WRITTEN REQUEST>
Which lines in the records below contain the word "muted"? Copy each one out.

RECORDS SUPPLIED>
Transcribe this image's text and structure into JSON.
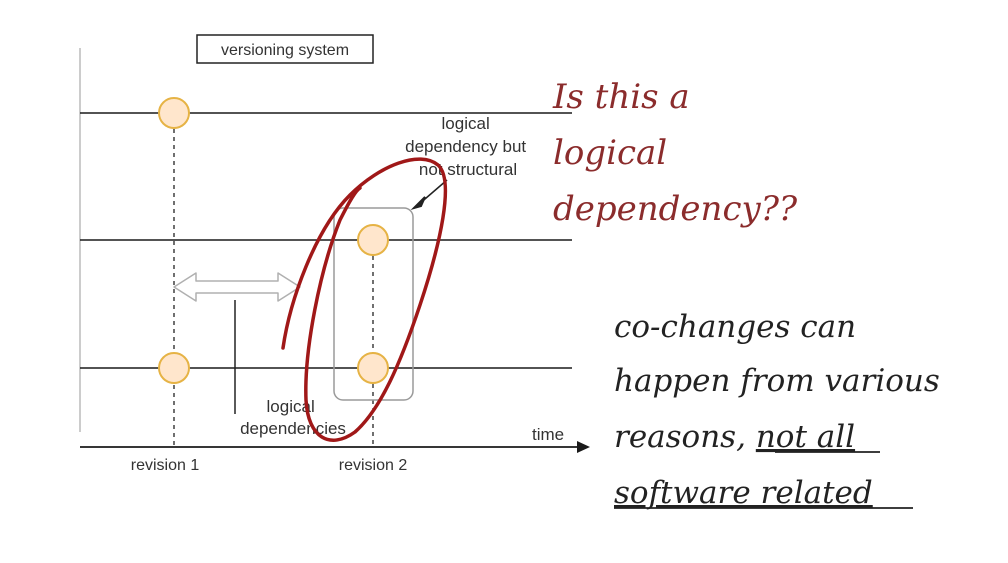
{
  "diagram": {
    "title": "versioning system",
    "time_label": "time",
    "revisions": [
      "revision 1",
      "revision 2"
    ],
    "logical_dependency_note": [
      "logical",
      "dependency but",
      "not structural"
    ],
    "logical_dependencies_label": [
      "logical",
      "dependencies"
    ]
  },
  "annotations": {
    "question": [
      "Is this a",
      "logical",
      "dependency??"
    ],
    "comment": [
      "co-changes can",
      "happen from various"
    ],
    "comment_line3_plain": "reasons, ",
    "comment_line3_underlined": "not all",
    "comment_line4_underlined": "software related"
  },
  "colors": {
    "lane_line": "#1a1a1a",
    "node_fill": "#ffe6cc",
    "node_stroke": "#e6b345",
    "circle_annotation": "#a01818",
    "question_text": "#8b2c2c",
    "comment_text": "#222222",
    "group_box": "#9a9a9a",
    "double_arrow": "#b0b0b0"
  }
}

==

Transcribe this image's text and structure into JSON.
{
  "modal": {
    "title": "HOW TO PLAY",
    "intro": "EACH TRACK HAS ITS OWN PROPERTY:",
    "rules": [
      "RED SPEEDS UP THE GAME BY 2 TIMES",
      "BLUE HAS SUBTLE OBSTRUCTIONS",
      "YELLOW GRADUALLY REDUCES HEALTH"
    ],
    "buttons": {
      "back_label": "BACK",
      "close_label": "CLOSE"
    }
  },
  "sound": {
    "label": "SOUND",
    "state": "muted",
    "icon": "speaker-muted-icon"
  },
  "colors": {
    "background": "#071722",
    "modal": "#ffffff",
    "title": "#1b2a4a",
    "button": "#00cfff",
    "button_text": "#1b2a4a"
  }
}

WRITTEN SOLUTION>
    "state": "muted",
    "icon": "speaker-muted-icon"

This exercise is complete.